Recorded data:
◆ ◆ ◆ ◆ ◆ ◆ ◆
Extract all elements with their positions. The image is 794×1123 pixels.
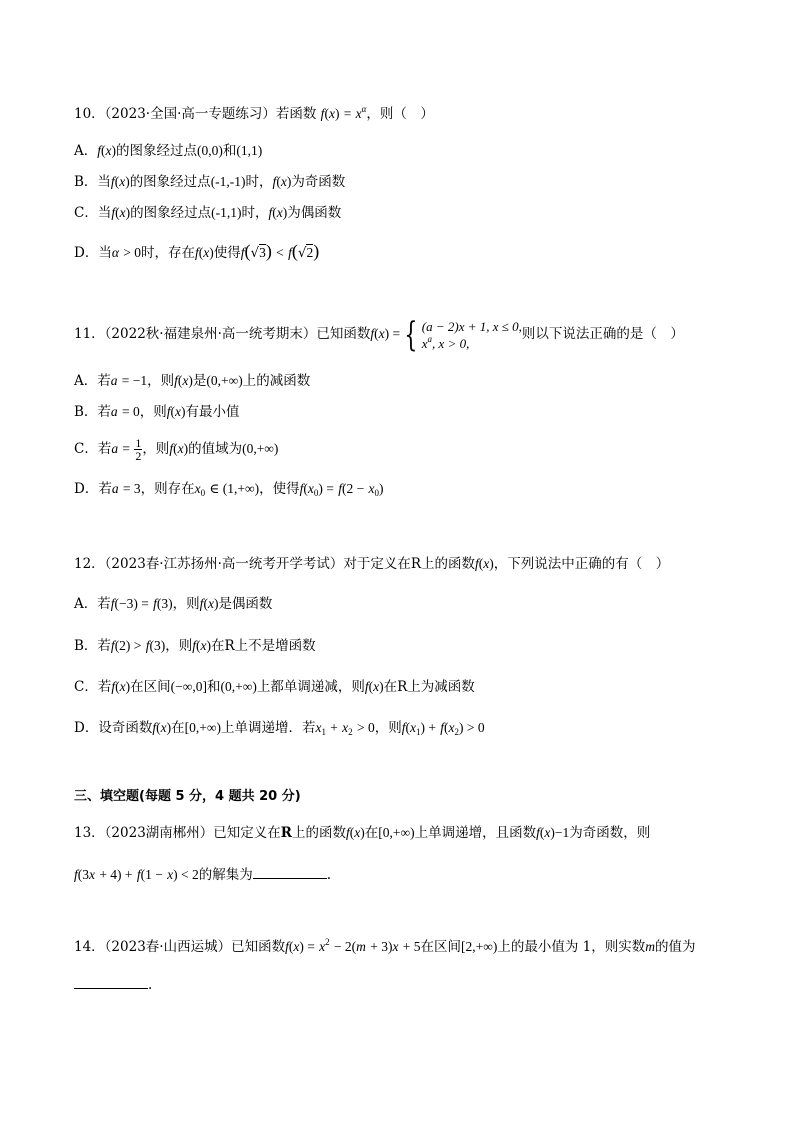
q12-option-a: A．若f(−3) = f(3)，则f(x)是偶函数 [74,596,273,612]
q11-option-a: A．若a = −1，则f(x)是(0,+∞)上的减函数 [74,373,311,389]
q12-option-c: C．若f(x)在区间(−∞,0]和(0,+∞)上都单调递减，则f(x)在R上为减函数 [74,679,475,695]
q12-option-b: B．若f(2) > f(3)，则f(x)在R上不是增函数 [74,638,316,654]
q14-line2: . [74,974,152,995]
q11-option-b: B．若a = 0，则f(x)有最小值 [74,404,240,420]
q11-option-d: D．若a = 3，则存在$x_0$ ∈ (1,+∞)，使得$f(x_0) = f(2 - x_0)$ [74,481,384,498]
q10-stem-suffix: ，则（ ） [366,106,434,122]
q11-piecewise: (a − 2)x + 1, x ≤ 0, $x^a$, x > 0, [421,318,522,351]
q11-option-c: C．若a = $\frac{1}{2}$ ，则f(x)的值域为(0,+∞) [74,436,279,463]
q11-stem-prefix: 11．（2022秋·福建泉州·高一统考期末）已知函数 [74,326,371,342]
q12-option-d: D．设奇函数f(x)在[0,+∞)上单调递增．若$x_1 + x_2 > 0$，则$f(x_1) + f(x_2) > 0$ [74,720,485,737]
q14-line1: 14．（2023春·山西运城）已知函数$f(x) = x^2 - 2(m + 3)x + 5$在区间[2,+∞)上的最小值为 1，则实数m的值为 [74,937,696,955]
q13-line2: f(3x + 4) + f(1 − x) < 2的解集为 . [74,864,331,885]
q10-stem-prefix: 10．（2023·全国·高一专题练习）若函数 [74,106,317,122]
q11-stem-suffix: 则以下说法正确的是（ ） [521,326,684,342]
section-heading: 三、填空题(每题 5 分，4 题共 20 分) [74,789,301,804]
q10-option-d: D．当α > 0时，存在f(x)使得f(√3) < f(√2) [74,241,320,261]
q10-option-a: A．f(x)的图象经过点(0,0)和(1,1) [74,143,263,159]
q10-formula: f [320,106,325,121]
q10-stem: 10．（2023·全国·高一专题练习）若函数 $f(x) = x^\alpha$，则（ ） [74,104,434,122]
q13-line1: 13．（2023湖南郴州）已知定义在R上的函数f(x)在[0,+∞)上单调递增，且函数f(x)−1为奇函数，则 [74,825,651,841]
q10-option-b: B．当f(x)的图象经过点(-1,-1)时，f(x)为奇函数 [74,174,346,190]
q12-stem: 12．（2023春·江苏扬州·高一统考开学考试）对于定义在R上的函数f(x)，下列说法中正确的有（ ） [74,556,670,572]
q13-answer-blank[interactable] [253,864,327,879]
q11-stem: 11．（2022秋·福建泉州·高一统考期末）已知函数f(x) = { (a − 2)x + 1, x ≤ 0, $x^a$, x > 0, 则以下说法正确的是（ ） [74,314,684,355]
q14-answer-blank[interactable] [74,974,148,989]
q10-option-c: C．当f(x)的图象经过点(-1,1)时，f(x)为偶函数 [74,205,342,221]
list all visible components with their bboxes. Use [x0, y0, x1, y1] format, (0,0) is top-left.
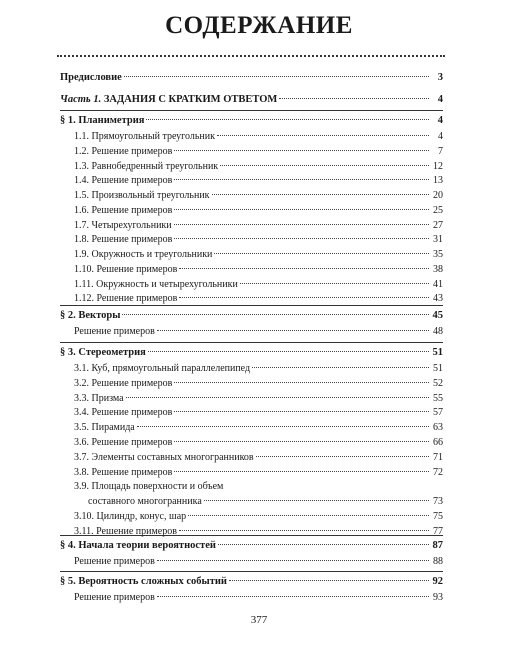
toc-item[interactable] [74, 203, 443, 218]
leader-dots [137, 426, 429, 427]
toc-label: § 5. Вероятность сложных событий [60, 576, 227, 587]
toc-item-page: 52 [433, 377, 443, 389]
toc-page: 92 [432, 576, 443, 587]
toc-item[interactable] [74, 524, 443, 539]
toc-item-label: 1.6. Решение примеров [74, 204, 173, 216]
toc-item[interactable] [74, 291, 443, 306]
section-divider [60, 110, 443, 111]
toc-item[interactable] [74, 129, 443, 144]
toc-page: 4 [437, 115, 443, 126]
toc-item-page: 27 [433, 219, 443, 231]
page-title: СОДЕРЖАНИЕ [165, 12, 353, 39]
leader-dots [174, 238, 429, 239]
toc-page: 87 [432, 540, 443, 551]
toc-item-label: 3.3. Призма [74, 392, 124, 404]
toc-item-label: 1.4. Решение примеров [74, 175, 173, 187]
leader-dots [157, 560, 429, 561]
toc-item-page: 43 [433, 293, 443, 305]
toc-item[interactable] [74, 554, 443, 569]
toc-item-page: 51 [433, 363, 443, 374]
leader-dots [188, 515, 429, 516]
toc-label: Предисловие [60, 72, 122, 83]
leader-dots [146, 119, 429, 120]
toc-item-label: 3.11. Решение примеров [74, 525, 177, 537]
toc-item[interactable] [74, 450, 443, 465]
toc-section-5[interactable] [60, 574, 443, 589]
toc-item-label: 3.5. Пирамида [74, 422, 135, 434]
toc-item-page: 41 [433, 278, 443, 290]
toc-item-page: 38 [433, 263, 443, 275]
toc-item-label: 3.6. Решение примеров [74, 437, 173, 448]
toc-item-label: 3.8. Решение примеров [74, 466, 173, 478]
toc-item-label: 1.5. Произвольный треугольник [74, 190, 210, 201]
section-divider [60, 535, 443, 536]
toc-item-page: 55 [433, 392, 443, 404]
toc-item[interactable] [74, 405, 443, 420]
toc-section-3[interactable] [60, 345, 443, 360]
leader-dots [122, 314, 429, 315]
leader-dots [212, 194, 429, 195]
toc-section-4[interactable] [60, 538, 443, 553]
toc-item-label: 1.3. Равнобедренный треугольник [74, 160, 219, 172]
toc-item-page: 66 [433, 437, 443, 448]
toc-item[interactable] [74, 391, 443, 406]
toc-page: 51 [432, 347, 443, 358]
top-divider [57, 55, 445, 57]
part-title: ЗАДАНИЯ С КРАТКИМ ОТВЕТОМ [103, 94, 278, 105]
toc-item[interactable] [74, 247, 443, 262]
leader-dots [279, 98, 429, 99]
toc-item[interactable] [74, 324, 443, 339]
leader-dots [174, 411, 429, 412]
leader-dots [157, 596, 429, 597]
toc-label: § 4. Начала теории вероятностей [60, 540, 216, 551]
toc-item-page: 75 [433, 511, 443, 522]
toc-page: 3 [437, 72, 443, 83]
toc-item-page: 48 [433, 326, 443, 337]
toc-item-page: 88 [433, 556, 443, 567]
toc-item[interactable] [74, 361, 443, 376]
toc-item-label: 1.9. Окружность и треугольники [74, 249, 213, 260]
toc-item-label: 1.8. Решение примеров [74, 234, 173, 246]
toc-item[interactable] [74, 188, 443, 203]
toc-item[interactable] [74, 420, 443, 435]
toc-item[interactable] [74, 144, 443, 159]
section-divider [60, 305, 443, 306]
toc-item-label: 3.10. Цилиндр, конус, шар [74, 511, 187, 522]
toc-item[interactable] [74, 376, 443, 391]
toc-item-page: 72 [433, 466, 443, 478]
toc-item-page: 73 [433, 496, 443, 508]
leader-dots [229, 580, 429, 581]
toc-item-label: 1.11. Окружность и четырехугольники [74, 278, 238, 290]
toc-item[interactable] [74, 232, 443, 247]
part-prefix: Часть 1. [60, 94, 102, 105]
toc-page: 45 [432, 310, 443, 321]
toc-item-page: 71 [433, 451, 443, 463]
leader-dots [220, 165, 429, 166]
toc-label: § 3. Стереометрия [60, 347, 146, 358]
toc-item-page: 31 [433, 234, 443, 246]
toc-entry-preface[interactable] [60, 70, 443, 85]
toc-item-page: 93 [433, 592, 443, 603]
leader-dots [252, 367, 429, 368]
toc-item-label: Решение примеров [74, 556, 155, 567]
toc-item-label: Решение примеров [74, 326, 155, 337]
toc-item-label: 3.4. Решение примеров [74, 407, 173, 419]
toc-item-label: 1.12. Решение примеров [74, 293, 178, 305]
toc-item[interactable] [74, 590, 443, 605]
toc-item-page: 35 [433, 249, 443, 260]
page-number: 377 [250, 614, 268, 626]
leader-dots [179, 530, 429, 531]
◆ ◆ ◆ ◆ ◆ ◆ ◆
_STATED EXERCISE_
Print all of the rows above word for word, leaving out the pictures.

_THE ANSWER_
Extract all elements with their positions. The image is 794×1123 pixels.
q12-option-a: A．若f(−3) = f(3)，则f(x)是偶函数 [74,596,273,612]
q11-option-a: A．若a = −1，则f(x)是(0,+∞)上的减函数 [74,373,311,389]
q12-option-c: C．若f(x)在区间(−∞,0]和(0,+∞)上都单调递减，则f(x)在R上为减函数 [74,679,475,695]
q12-option-b: B．若f(2) > f(3)，则f(x)在R上不是增函数 [74,638,316,654]
q14-line2: . [74,974,152,995]
q11-option-b: B．若a = 0，则f(x)有最小值 [74,404,240,420]
q11-option-d: D．若a = 3，则存在$x_0$ ∈ (1,+∞)，使得$f(x_0) = f(2 - x_0)$ [74,481,384,498]
q10-stem-suffix: ，则（ ） [366,106,434,122]
q11-piecewise: (a − 2)x + 1, x ≤ 0, $x^a$, x > 0, [421,318,522,351]
q11-option-c: C．若a = $\frac{1}{2}$ ，则f(x)的值域为(0,+∞) [74,436,279,463]
q11-stem-prefix: 11．（2022秋·福建泉州·高一统考期末）已知函数 [74,326,371,342]
q12-option-d: D．设奇函数f(x)在[0,+∞)上单调递增．若$x_1 + x_2 > 0$，则$f(x_1) + f(x_2) > 0$ [74,720,485,737]
q14-line1: 14．（2023春·山西运城）已知函数$f(x) = x^2 - 2(m + 3)x + 5$在区间[2,+∞)上的最小值为 1，则实数m的值为 [74,937,696,955]
q13-line2: f(3x + 4) + f(1 − x) < 2的解集为 . [74,864,331,885]
q10-stem-prefix: 10．（2023·全国·高一专题练习）若函数 [74,106,317,122]
q11-stem-suffix: 则以下说法正确的是（ ） [521,326,684,342]
section-heading: 三、填空题(每题 5 分，4 题共 20 分) [74,789,301,804]
q10-option-d: D．当α > 0时，存在f(x)使得f(√3) < f(√2) [74,241,320,261]
q10-option-a: A．f(x)的图象经过点(0,0)和(1,1) [74,143,263,159]
q10-formula: f [320,106,325,121]
q10-stem: 10．（2023·全国·高一专题练习）若函数 $f(x) = x^\alpha$，则（ ） [74,104,434,122]
q13-line1: 13．（2023湖南郴州）已知定义在R上的函数f(x)在[0,+∞)上单调递增，且函数f(x)−1为奇函数，则 [74,825,651,841]
q10-option-b: B．当f(x)的图象经过点(-1,-1)时，f(x)为奇函数 [74,174,346,190]
q12-stem: 12．（2023春·江苏扬州·高一统考开学考试）对于定义在R上的函数f(x)，下列说法中正确的有（ ） [74,556,670,572]
q13-answer-blank[interactable] [253,864,327,879]
q11-stem: 11．（2022秋·福建泉州·高一统考期末）已知函数f(x) = { (a − 2)x + 1, x ≤ 0, $x^a$, x > 0, 则以下说法正确的是（ ） [74,314,684,355]
q14-answer-blank[interactable] [74,974,148,989]
q10-option-c: C．当f(x)的图象经过点(-1,1)时，f(x)为偶函数 [74,205,342,221]
list all visible components with their bboxes. Use [x0, y0, x1, y1] format, (0,0) is top-left.
toc-item[interactable] [74, 203, 443, 218]
leader-dots [137, 426, 429, 427]
toc-label: § 5. Вероятность сложных событий [60, 576, 227, 587]
toc-item-page: 52 [433, 377, 443, 389]
toc-page: 92 [432, 576, 443, 587]
toc-item[interactable] [74, 524, 443, 539]
toc-item-label: 1.6. Решение примеров [74, 204, 173, 216]
toc-item[interactable] [74, 291, 443, 306]
section-divider [60, 110, 443, 111]
toc-item[interactable] [74, 129, 443, 144]
toc-page: 4 [437, 115, 443, 126]
toc-item-page: 27 [433, 219, 443, 231]
page-title: СОДЕРЖАНИЕ [165, 12, 353, 39]
leader-dots [174, 238, 429, 239]
toc-page: 87 [432, 540, 443, 551]
toc-item-label: 3.3. Призма [74, 392, 124, 404]
toc-item-label: 1.4. Решение примеров [74, 175, 173, 187]
leader-dots [157, 560, 429, 561]
toc-item-page: 43 [433, 293, 443, 305]
toc-item[interactable] [74, 554, 443, 569]
toc-item-page: 51 [433, 363, 443, 374]
leader-dots [188, 515, 429, 516]
toc-label: Предисловие [60, 72, 122, 83]
leader-dots [146, 119, 429, 120]
toc-item-label: 3.11. Решение примеров [74, 525, 177, 537]
toc-item[interactable] [74, 450, 443, 465]
toc-section-5[interactable] [60, 574, 443, 589]
toc-item-label: 3.5. Пирамида [74, 422, 135, 434]
toc-item-page: 41 [433, 278, 443, 290]
toc-item-page: 38 [433, 263, 443, 275]
toc-item-label: 3.6. Решение примеров [74, 437, 173, 448]
toc-item-label: 3.8. Решение примеров [74, 466, 173, 478]
toc-item-label: 1.5. Произвольный треугольник [74, 190, 210, 201]
section-divider [60, 535, 443, 536]
toc-item-page: 55 [433, 392, 443, 404]
toc-item[interactable] [74, 405, 443, 420]
toc-section-3[interactable] [60, 345, 443, 360]
leader-dots [122, 314, 429, 315]
leader-dots [212, 194, 429, 195]
toc-section-4[interactable] [60, 538, 443, 553]
toc-item-label: 1.3. Равнобедренный треугольник [74, 160, 219, 172]
toc-item-page: 66 [433, 437, 443, 448]
toc-item[interactable] [74, 391, 443, 406]
toc-page: 51 [432, 347, 443, 358]
top-divider [57, 55, 445, 57]
part-title: ЗАДАНИЯ С КРАТКИМ ОТВЕТОМ [103, 94, 278, 105]
toc-item[interactable] [74, 247, 443, 262]
leader-dots [279, 98, 429, 99]
toc-item[interactable] [74, 324, 443, 339]
leader-dots [174, 411, 429, 412]
leader-dots [157, 596, 429, 597]
toc-label: § 4. Начала теории вероятностей [60, 540, 216, 551]
toc-item-page: 75 [433, 511, 443, 522]
toc-page: 3 [437, 72, 443, 83]
toc-item-page: 48 [433, 326, 443, 337]
toc-item-page: 88 [433, 556, 443, 567]
toc-item[interactable] [74, 361, 443, 376]
toc-item-label: 1.9. Окружность и треугольники [74, 249, 213, 260]
toc-item-label: 1.8. Решение примеров [74, 234, 173, 246]
toc-item[interactable] [74, 188, 443, 203]
toc-item[interactable] [74, 420, 443, 435]
toc-item[interactable] [74, 144, 443, 159]
section-divider [60, 305, 443, 306]
toc-item-label: 3.10. Цилиндр, конус, шар [74, 511, 187, 522]
toc-item[interactable] [74, 376, 443, 391]
toc-item-page: 72 [433, 466, 443, 478]
toc-item-page: 73 [433, 496, 443, 508]
leader-dots [229, 580, 429, 581]
toc-item-label: 1.11. Окружность и четырехугольники [74, 278, 238, 290]
toc-item[interactable] [74, 232, 443, 247]
part-prefix: Часть 1. [60, 94, 102, 105]
toc-page: 45 [432, 310, 443, 321]
toc-item-page: 71 [433, 451, 443, 463]
leader-dots [220, 165, 429, 166]
toc-label: § 3. Стереометрия [60, 347, 146, 358]
toc-item-page: 31 [433, 234, 443, 246]
toc-entry-preface[interactable] [60, 70, 443, 85]
toc-item-page: 93 [433, 592, 443, 603]
leader-dots [252, 367, 429, 368]
toc-item-label: Решение примеров [74, 556, 155, 567]
toc-item-label: Решение примеров [74, 326, 155, 337]
toc-item-label: 3.4. Решение примеров [74, 407, 173, 419]
toc-item-label: 1.12. Решение примеров [74, 293, 178, 305]
toc-item[interactable] [74, 590, 443, 605]
toc-item-page: 35 [433, 249, 443, 260]
page-number: 377 [250, 614, 268, 626]
leader-dots [179, 530, 429, 531]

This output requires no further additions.